The request
Format the entries below as a JSON list of strings, one string per line, with blank lines skipped. Omit the pictures.

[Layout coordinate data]
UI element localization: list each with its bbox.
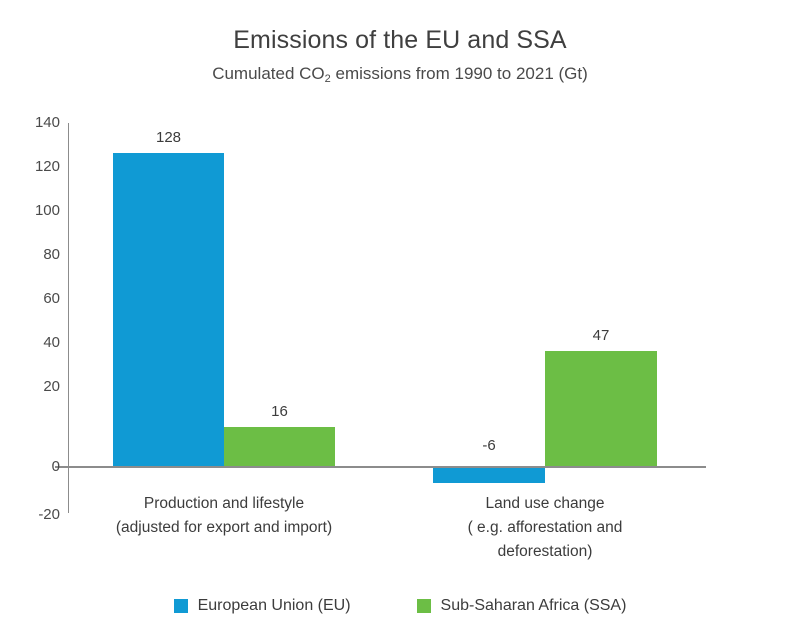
zero-baseline xyxy=(55,466,706,468)
category-label-landuse: Land use change ( e.g. afforestation and… xyxy=(395,492,695,564)
bar-value-ssa-landuse: 47 xyxy=(545,327,657,345)
bar-ssa-production[interactable] xyxy=(224,427,335,466)
plot-area: 140 120 100 80 60 40 20 0 -20 128 xyxy=(0,0,800,640)
bar-ssa-landuse[interactable] xyxy=(545,351,657,466)
legend-item-eu[interactable]: European Union (EU) xyxy=(174,596,351,616)
bar-value-eu-production: 128 xyxy=(113,129,224,147)
category-label-landuse-line3: deforestation) xyxy=(395,540,695,564)
category-label-production-line1: Production and lifestyle xyxy=(74,492,374,516)
bar-eu-landuse[interactable] xyxy=(433,468,545,483)
chart-legend: European Union (EU) Sub-Saharan Africa (… xyxy=(0,596,800,616)
category-label-production-line2: (adjusted for export and import) xyxy=(74,516,374,540)
chart-container: Emissions of the EU and SSA Cumulated CO… xyxy=(0,0,800,640)
category-label-landuse-line2: ( e.g. afforestation and xyxy=(395,516,695,540)
legend-item-ssa[interactable]: Sub-Saharan Africa (SSA) xyxy=(417,596,627,616)
category-label-production: Production and lifestyle (adjusted for e… xyxy=(74,492,374,540)
legend-label-ssa: Sub-Saharan Africa (SSA) xyxy=(441,596,627,616)
bar-value-eu-landuse: -6 xyxy=(433,437,545,455)
legend-swatch-eu-icon xyxy=(174,599,188,613)
legend-label-eu: European Union (EU) xyxy=(198,596,351,616)
y-axis-line xyxy=(68,123,69,513)
bar-eu-production[interactable] xyxy=(113,153,224,466)
bar-value-ssa-production: 16 xyxy=(224,403,335,421)
legend-swatch-ssa-icon xyxy=(417,599,431,613)
category-label-landuse-line1: Land use change xyxy=(395,492,695,516)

Result for this exercise
[
  "UI element localization: list each with its bbox.",
  "zero-baseline xyxy=(55,466,706,468)",
  "category-label-landuse: Land use change ( e.g. afforestation and… xyxy=(395,492,695,564)",
  "bar-value-ssa-landuse: 47 xyxy=(545,327,657,345)",
  "bar-ssa-production[interactable] xyxy=(224,427,335,466)",
  "plot-area: 140 120 100 80 60 40 20 0 -20 128 xyxy=(0,0,800,640)",
  "bar-ssa-landuse[interactable] xyxy=(545,351,657,466)",
  "legend-item-eu[interactable]: European Union (EU) xyxy=(174,596,351,616)",
  "bar-value-eu-production: 128 xyxy=(113,129,224,147)",
  "category-label-landuse-line3: deforestation) xyxy=(395,540,695,564)",
  "category-label-production-line1: Production and lifestyle xyxy=(74,492,374,516)",
  "bar-eu-landuse[interactable] xyxy=(433,468,545,483)",
  "chart-legend: European Union (EU) Sub-Saharan Africa (… xyxy=(0,596,800,616)",
  "category-label-production-line2: (adjusted for export and import) xyxy=(74,516,374,540)",
  "chart-container: Emissions of the EU and SSA Cumulated CO… xyxy=(0,0,800,640)",
  "category-label-landuse-line2: ( e.g. afforestation and xyxy=(395,516,695,540)",
  "legend-item-ssa[interactable]: Sub-Saharan Africa (SSA) xyxy=(417,596,627,616)",
  "category-label-production: Production and lifestyle (adjusted for e… xyxy=(74,492,374,540)",
  "legend-label-ssa: Sub-Saharan Africa (SSA) xyxy=(441,596,627,616)",
  "bar-value-eu-landuse: -6 xyxy=(433,437,545,455)",
  "legend-swatch-eu-icon xyxy=(174,599,188,613)",
  "legend-label-eu: European Union (EU) xyxy=(198,596,351,616)",
  "y-axis-line xyxy=(68,123,69,513)",
  "bar-eu-production[interactable] xyxy=(113,153,224,466)",
  "bar-value-ssa-production: 16 xyxy=(224,403,335,421)",
  "legend-swatch-ssa-icon xyxy=(417,599,431,613)",
  "category-label-landuse-line1: Land use change xyxy=(395,492,695,516)"
]